__Exercise details__. Select, from the data, each line where "Isobar" occurs.

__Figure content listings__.

◆ ◆ ◆ ◆ ◆

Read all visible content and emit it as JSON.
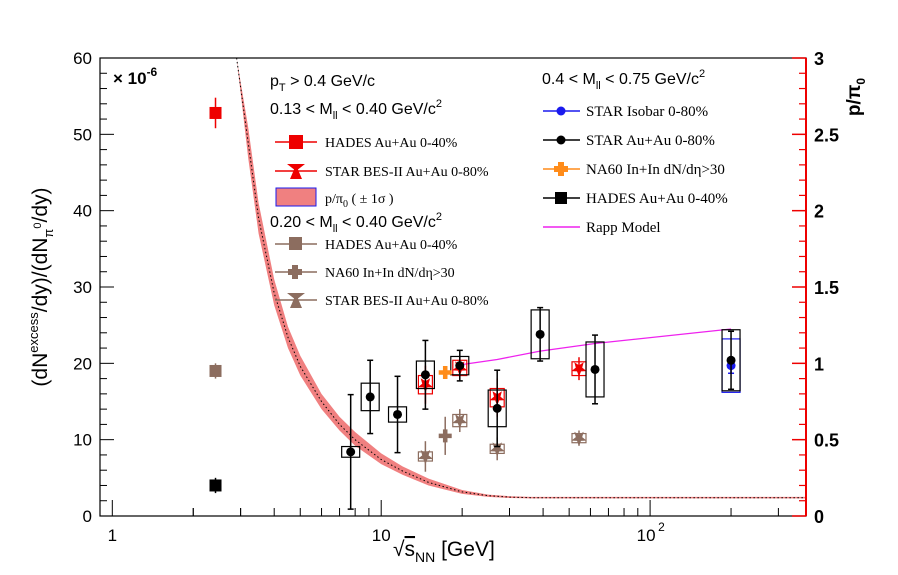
{
  "chart_data": {
    "type": "scatter",
    "x_axis": {
      "label": "√s_NN [GeV]",
      "label_parts": [
        "√",
        "s",
        "NN",
        " [GeV]"
      ],
      "scale": "log",
      "range": [
        0.9,
        380
      ],
      "tick_labels": [
        "1",
        "10",
        "10",
        "2"
      ]
    },
    "y_axis_left": {
      "label_parts": [
        "(dN",
        "excess",
        "/dy)/(dN",
        "π",
        "0",
        "/dy)"
      ],
      "range": [
        0,
        60
      ],
      "ticks": [
        0,
        10,
        20,
        30,
        40,
        50,
        60
      ],
      "multiplier": "× 10",
      "multiplier_exp": "-6"
    },
    "y_axis_right": {
      "label_parts": [
        "p/π",
        "0"
      ],
      "range": [
        0,
        3
      ],
      "ticks": [
        "0",
        "0.5",
        "1",
        "1.5",
        "2",
        "2.5",
        "3"
      ],
      "color": "#ee0000"
    },
    "headers": {
      "pt_cut": [
        "p",
        "T",
        " > 0.4 GeV/c"
      ],
      "low_mass": [
        "0.13 < M",
        "ll",
        " < 0.40 GeV/c",
        "2"
      ],
      "mid_mass": [
        "0.20 < M",
        "ll",
        " < 0.40 GeV/c",
        "2"
      ],
      "rho_mass": [
        "0.4 < M",
        "ll",
        " < 0.75 GeV/c",
        "2"
      ]
    },
    "legend": {
      "low_mass": [
        "HADES Au+Au 0-40%",
        "STAR BES-II Au+Au 0-80%",
        "p/π",
        "0",
        " ( ± 1σ )"
      ],
      "mid_mass": [
        "HADES Au+Au 0-40%",
        "NA60 In+In dN/dη>30",
        "STAR BES-II Au+Au 0-80%"
      ],
      "rho_mass": [
        "STAR Isobar 0-80%",
        "STAR Au+Au 0-80%",
        "NA60 In+In dN/dη>30",
        "HADES Au+Au 0-40%",
        "Rapp Model"
      ]
    },
    "colors": {
      "red": "#ee0000",
      "brown": "#8c6d5f",
      "black": "#000000",
      "blue": "#1a1aee",
      "orange": "#ff8c1a",
      "rapp": "#ee22ee",
      "band": "#f08080"
    },
    "series": [
      {
        "name": "HADES Au+Au 0-40%",
        "group": "0.13-0.40",
        "marker": "square",
        "color": "#ee0000",
        "points": [
          {
            "x": 2.42,
            "y": 52.8,
            "err": 2
          }
        ]
      },
      {
        "name": "STAR BES-II Au+Au 0-80%",
        "group": "0.13-0.40",
        "marker": "star",
        "color": "#ee0000",
        "points": [
          {
            "x": 14.6,
            "y": 17.2,
            "err": 2.5,
            "sys": 1.2
          },
          {
            "x": 19.6,
            "y": 19.4,
            "err": 1.5,
            "sys": 1.0
          },
          {
            "x": 27,
            "y": 15.5,
            "err": 2.5,
            "sys": 1.2
          },
          {
            "x": 54.4,
            "y": 19.3,
            "err": 1.5,
            "sys": 0.9
          }
        ]
      },
      {
        "name": "HADES Au+Au 0-40%",
        "group": "0.20-0.40",
        "marker": "square",
        "color": "#8c6d5f",
        "points": [
          {
            "x": 2.42,
            "y": 19,
            "err": 1
          }
        ]
      },
      {
        "name": "NA60 In+In dN/dη>30",
        "group": "0.20-0.40",
        "marker": "cross",
        "color": "#8c6d5f",
        "points": [
          {
            "x": 17.3,
            "y": 10.5,
            "err": 2.5
          }
        ]
      },
      {
        "name": "STAR BES-II Au+Au 0-80%",
        "group": "0.20-0.40",
        "marker": "star",
        "color": "#8c6d5f",
        "points": [
          {
            "x": 14.6,
            "y": 7.8,
            "err": 2,
            "sys": 0.6
          },
          {
            "x": 19.6,
            "y": 12.5,
            "err": 1.5,
            "sys": 0.8
          },
          {
            "x": 27,
            "y": 8.8,
            "err": 1.5,
            "sys": 0.6
          },
          {
            "x": 54.4,
            "y": 10.2,
            "err": 1,
            "sys": 0.6
          }
        ]
      },
      {
        "name": "STAR Isobar 0-80%",
        "group": "0.4-0.75",
        "marker": "circle",
        "color": "#1a1aee",
        "points": [
          {
            "x": 200,
            "y": 19.7,
            "err": 1,
            "sys": 3.5
          }
        ]
      },
      {
        "name": "STAR Au+Au 0-80%",
        "group": "0.4-0.75",
        "marker": "circle",
        "color": "#000000",
        "points": [
          {
            "x": 7.7,
            "y": 8.4,
            "err": 7.5,
            "sys": 0.7
          },
          {
            "x": 9.1,
            "y": 15.6,
            "err": 4.8,
            "sys": 1.8
          },
          {
            "x": 11.5,
            "y": 13.3,
            "err": 5,
            "sys": 1
          },
          {
            "x": 14.6,
            "y": 18.5,
            "err": 4.5,
            "sys": 1.8
          },
          {
            "x": 19.6,
            "y": 19.7,
            "err": 2,
            "sys": 1.2
          },
          {
            "x": 27,
            "y": 14.1,
            "err": 5,
            "sys": 2.4
          },
          {
            "x": 39,
            "y": 23.8,
            "err": 3.5,
            "sys": 3.2
          },
          {
            "x": 62.4,
            "y": 19.2,
            "err": 4.5,
            "sys": 3.6
          },
          {
            "x": 200,
            "y": 20.4,
            "err": 3.8,
            "sys": 4
          }
        ]
      },
      {
        "name": "NA60 In+In dN/dη>30",
        "group": "0.4-0.75",
        "marker": "cross",
        "color": "#ff8c1a",
        "points": [
          {
            "x": 17.3,
            "y": 18.8,
            "err": 0.5
          }
        ]
      },
      {
        "name": "HADES Au+Au 0-40%",
        "group": "0.4-0.75",
        "marker": "square",
        "color": "#000000",
        "points": [
          {
            "x": 2.42,
            "y": 4,
            "err": 1
          }
        ]
      }
    ],
    "rapp_model": {
      "x": [
        19.6,
        27,
        39,
        62.4,
        200
      ],
      "y": [
        19.8,
        20.5,
        21.6,
        22.6,
        24.5
      ]
    },
    "p_over_pi0_band": {
      "x": [
        2.9,
        3.2,
        3.5,
        4,
        4.5,
        5,
        6,
        7,
        8,
        10,
        12,
        15,
        20,
        25,
        30,
        36,
        45,
        60,
        100,
        200,
        380
      ],
      "low": [
        3.0,
        2.35,
        1.85,
        1.38,
        1.1,
        0.92,
        0.7,
        0.56,
        0.46,
        0.34,
        0.27,
        0.2,
        0.145,
        0.125,
        0.118,
        0.115,
        0.115,
        0.115,
        0.115,
        0.115,
        0.115
      ],
      "mid": [
        3.0,
        2.45,
        1.95,
        1.46,
        1.17,
        0.98,
        0.75,
        0.6,
        0.5,
        0.37,
        0.295,
        0.22,
        0.158,
        0.133,
        0.124,
        0.12,
        0.12,
        0.12,
        0.12,
        0.12,
        0.12
      ],
      "high": [
        3.0,
        2.55,
        2.05,
        1.55,
        1.24,
        1.05,
        0.8,
        0.65,
        0.55,
        0.41,
        0.325,
        0.245,
        0.17,
        0.14,
        0.13,
        0.125,
        0.125,
        0.125,
        0.125,
        0.125,
        0.125
      ]
    }
  }
}
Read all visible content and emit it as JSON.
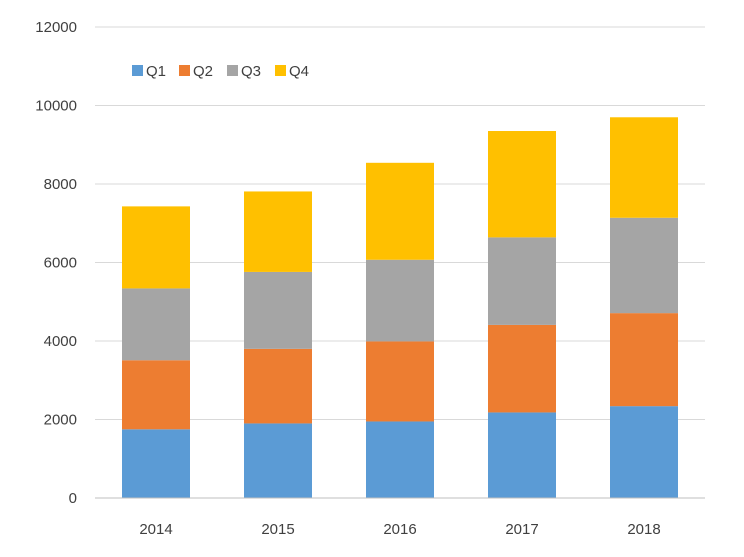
{
  "chart_data": {
    "type": "bar",
    "stacked": true,
    "title": "",
    "xlabel": "",
    "ylabel": "",
    "categories": [
      "2014",
      "2015",
      "2016",
      "2017",
      "2018"
    ],
    "series": [
      {
        "name": "Q1",
        "color": "#5B9BD5",
        "values": [
          1750,
          1900,
          1950,
          2180,
          2340
        ]
      },
      {
        "name": "Q2",
        "color": "#ED7D31",
        "values": [
          1760,
          1900,
          2040,
          2230,
          2370
        ]
      },
      {
        "name": "Q3",
        "color": "#A5A5A5",
        "values": [
          1830,
          1960,
          2080,
          2230,
          2430
        ]
      },
      {
        "name": "Q4",
        "color": "#FFC000",
        "values": [
          2090,
          2050,
          2470,
          2710,
          2560
        ]
      }
    ],
    "ylim": [
      0,
      12000
    ],
    "yticks": [
      "0",
      "2000",
      "4000",
      "6000",
      "8000",
      "10000",
      "12000"
    ],
    "grid": true,
    "legend_position": "top-left"
  }
}
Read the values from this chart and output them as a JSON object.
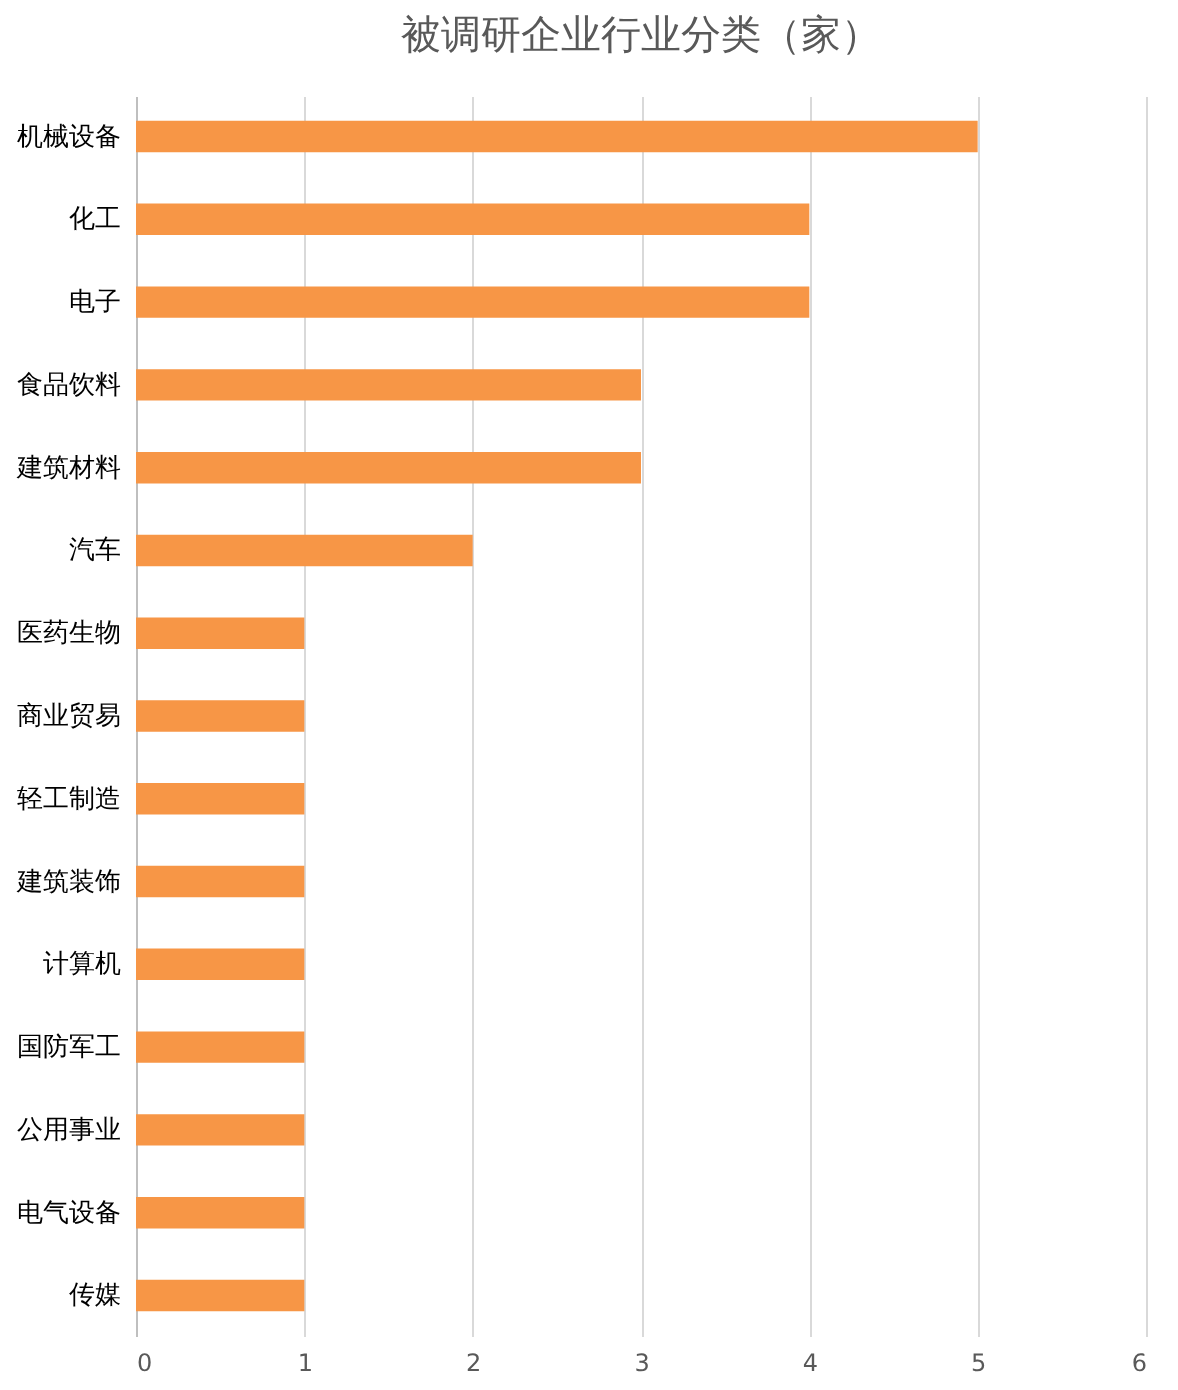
{
  "chart_data": {
    "type": "bar",
    "orientation": "horizontal",
    "title": "被调研企业行业分类（家）",
    "categories": [
      "机械设备",
      "化工",
      "电子",
      "食品饮料",
      "建筑材料",
      "汽车",
      "医药生物",
      "商业贸易",
      "轻工制造",
      "建筑装饰",
      "计算机",
      "国防军工",
      "公用事业",
      "电气设备",
      "传媒"
    ],
    "values": [
      5,
      4,
      4,
      3,
      3,
      2,
      1,
      1,
      1,
      1,
      1,
      1,
      1,
      1,
      1
    ],
    "color": "#f79646",
    "xlim": [
      0,
      6
    ],
    "xticks": [
      0,
      1,
      2,
      3,
      4,
      5,
      6
    ],
    "grid": "x"
  }
}
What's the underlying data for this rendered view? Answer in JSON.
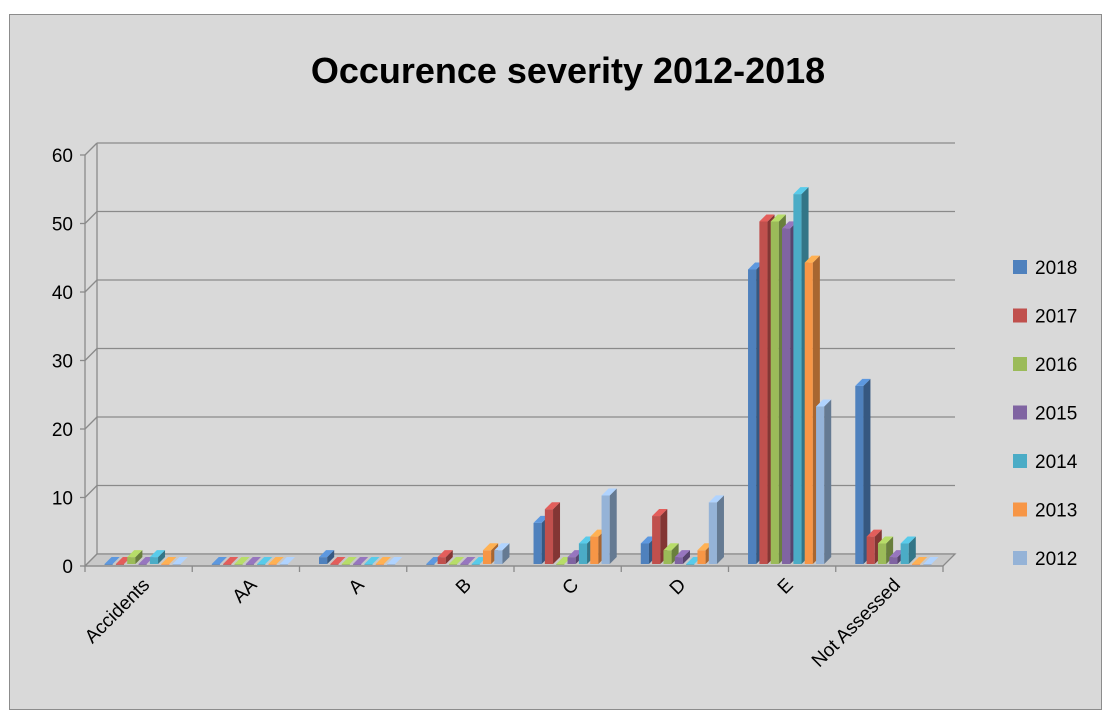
{
  "chart_data": {
    "type": "bar",
    "title": "Occurence severity 2012-2018",
    "xlabel": "",
    "ylabel": "",
    "ylim": [
      0,
      60
    ],
    "yticks": [
      0,
      10,
      20,
      30,
      40,
      50,
      60
    ],
    "grid": true,
    "legend_position": "right",
    "categories": [
      "Accidents",
      "AA",
      "A",
      "B",
      "C",
      "D",
      "E",
      "Not Assessed"
    ],
    "series": [
      {
        "name": "2018",
        "color": "#4f81bd",
        "values": [
          0,
          0,
          1,
          0,
          6,
          3,
          43,
          26
        ]
      },
      {
        "name": "2017",
        "color": "#c0504d",
        "values": [
          0,
          0,
          0,
          1,
          8,
          7,
          50,
          4
        ]
      },
      {
        "name": "2016",
        "color": "#9bbb59",
        "values": [
          1,
          0,
          0,
          0,
          0,
          2,
          50,
          3
        ]
      },
      {
        "name": "2015",
        "color": "#8064a2",
        "values": [
          0,
          0,
          0,
          0,
          1,
          1,
          49,
          1
        ]
      },
      {
        "name": "2014",
        "color": "#4bacc6",
        "values": [
          1,
          0,
          0,
          0,
          3,
          0,
          54,
          3
        ]
      },
      {
        "name": "2013",
        "color": "#f79646",
        "values": [
          0,
          0,
          0,
          2,
          4,
          2,
          44,
          0
        ]
      },
      {
        "name": "2012",
        "color": "#95b3d7",
        "values": [
          0,
          0,
          0,
          2,
          10,
          9,
          23,
          0
        ]
      }
    ]
  }
}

◆ ◆ ◆ ◆ ◆

__The solution__.
        "STAR Isobar 0-80%",
        "name": "STAR Isobar 0-80%",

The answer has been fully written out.